* [GOAL OF THE EXERCISE]
Pictures in the records should not be copied, but every other part must be repeated exactly.

* [STORED DATA]
────────────────────────────────────────
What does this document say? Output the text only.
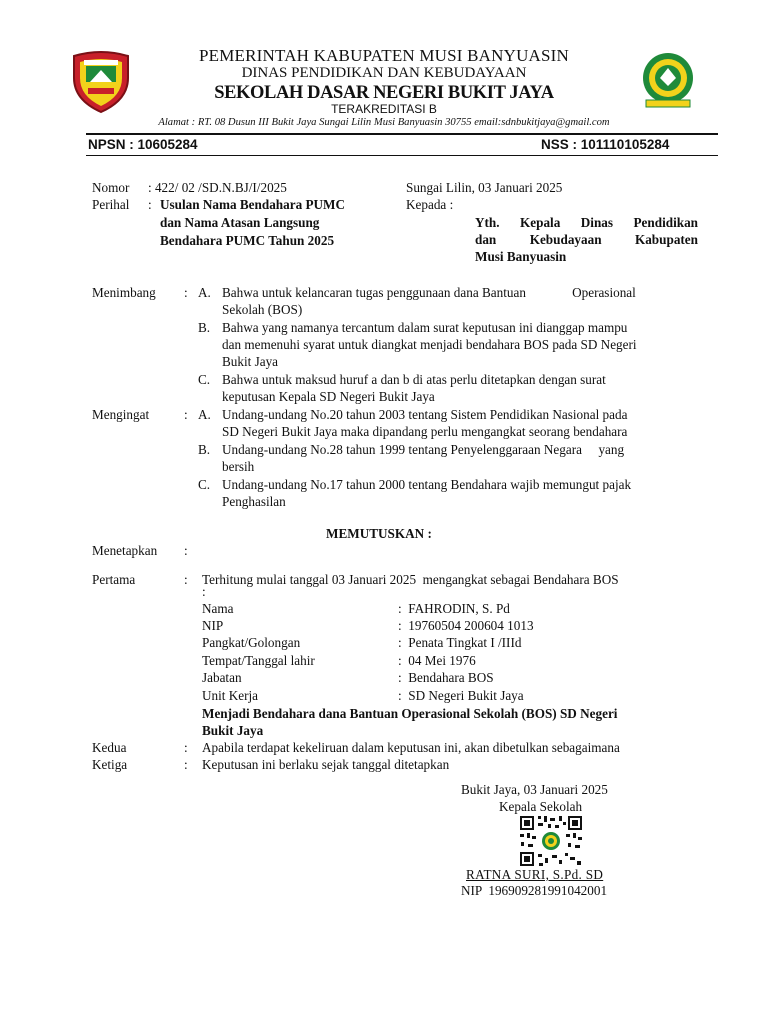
PEMERINTAH KABUPATEN MUSI BANYUASIN
DINAS PENDIDIKAN DAN KEBUDAYAAN
SEKOLAH DASAR NEGERI BUKIT JAYA
TERAKREDITASI B
Alamat : RT. 08 Dusun III Bukit Jaya Sungai Lilin Musi Banyuasin 30755 email:sdnbukitjaya@gmail.com
NPSN : 10605284	NSS : 101110105284
Nomor : 422/ 02 /SD.N.BJ/I/2025
Perihal : Usulan Nama Bendahara PUMC
dan Nama Atasan Langsung
Bendahara PUMC Tahun 2025
Sungai Lilin, 03 Januari 2025
Kepada :
Yth. Kepala Dinas Pendidikan
dan Kebudayaan Kabupaten
Musi Banyuasin
Menimbang : A. Bahwa untuk kelancaran tugas penggunaan dana Bantuan              Operasional
Sekolah (BOS)
B. Bahwa yang namanya tercantum dalam surat keputusan ini dianggap mampu
dan memenuhi syarat untuk diangkat menjadi bendahara BOS pada SD Negeri
Bukit Jaya
C. Bahwa untuk maksud huruf a dan b di atas perlu ditetapkan dengan surat
keputusan Kepala SD Negeri Bukit Jaya
Mengingat	: A. Undang-undang No.20 tahun 2003 tentang Sistem Pendidikan Nasional pada
SD Negeri Bukit Jaya maka dipandang perlu mengangkat seorang bendahara
B. Undang-undang No.28 tahun 1999 tentang Penyelenggaraan Negara     yang
bersih
C. Undang-undang No.17 tahun 2000 tentang Bendahara wajib memungut pajak
Penghasilan
MEMUTUSKAN :
Menetapkan :
Pertama	: Terhitung mulai tanggal 03 Januari 2025  mengangkat sebagai Bendahara BOS
:
Nama	:  FAHRODIN, S. Pd
NIP	:  19760504 200604 1013
Pangkat/Golongan	:  Penata Tingkat I /IIId
Tempat/Tanggal lahir	:  04 Mei 1976
Jabatan	:  Bendahara BOS
Unit Kerja	:  SD Negeri Bukit Jaya
Menjadi Bendahara dana Bantuan Operasional Sekolah (BOS) SD Negeri
Bukit Jaya
Kedua	: Apabila terdapat kekeliruan dalam keputusan ini, akan dibetulkan sebagaimana
Ketiga	: Keputusan ini berlaku sejak tanggal ditetapkan
Bukit Jaya, 03 Januari 2025
Kepala Sekolah
RATNA SURI, S.Pd. SD
NIP  196909281991042001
────────────────────────────────────────
* [SOLUTION BELOW]
What does this document say? Output the text only.
PEMERINTAH KABUPATEN MUSI BANYUASIN
DINAS PENDIDIKAN DAN KEBUDAYAAN
SEKOLAH DASAR NEGERI BUKIT JAYA
TERAKREDITASI B
Alamat : RT. 08 Dusun III Bukit Jaya Sungai Lilin Musi Banyuasin 30755 email:sdnbukitjaya@gmail.com
NPSN : 10605284	NSS : 101110105284
Nomor : 422/ 02 /SD.N.BJ/I/2025
Perihal : Usulan Nama Bendahara PUMC
dan Nama Atasan Langsung
Bendahara PUMC Tahun 2025
Sungai Lilin, 03 Januari 2025
Kepada :
Yth. Kepala Dinas Pendidikan
dan Kebudayaan Kabupaten
Musi Banyuasin
Menimbang : A. Bahwa untuk kelancaran tugas penggunaan dana Bantuan              Operasional
Sekolah (BOS)
B. Bahwa yang namanya tercantum dalam surat keputusan ini dianggap mampu
dan memenuhi syarat untuk diangkat menjadi bendahara BOS pada SD Negeri
Bukit Jaya
C. Bahwa untuk maksud huruf a dan b di atas perlu ditetapkan dengan surat
keputusan Kepala SD Negeri Bukit Jaya
Mengingat	: A. Undang-undang No.20 tahun 2003 tentang Sistem Pendidikan Nasional pada
SD Negeri Bukit Jaya maka dipandang perlu mengangkat seorang bendahara
B. Undang-undang No.28 tahun 1999 tentang Penyelenggaraan Negara     yang
bersih
C. Undang-undang No.17 tahun 2000 tentang Bendahara wajib memungut pajak
Penghasilan
MEMUTUSKAN :
Menetapkan :
Pertama	: Terhitung mulai tanggal 03 Januari 2025  mengangkat sebagai Bendahara BOS
:
Nama	:  FAHRODIN, S. Pd
NIP	:  19760504 200604 1013
Pangkat/Golongan	:  Penata Tingkat I /IIId
Tempat/Tanggal lahir	:  04 Mei 1976
Jabatan	:  Bendahara BOS
Unit Kerja	:  SD Negeri Bukit Jaya
Menjadi Bendahara dana Bantuan Operasional Sekolah (BOS) SD Negeri
Bukit Jaya
Kedua	: Apabila terdapat kekeliruan dalam keputusan ini, akan dibetulkan sebagaimana
Ketiga	: Keputusan ini berlaku sejak tanggal ditetapkan
Bukit Jaya, 03 Januari 2025
Kepala Sekolah
RATNA SURI, S.Pd. SD
NIP  196909281991042001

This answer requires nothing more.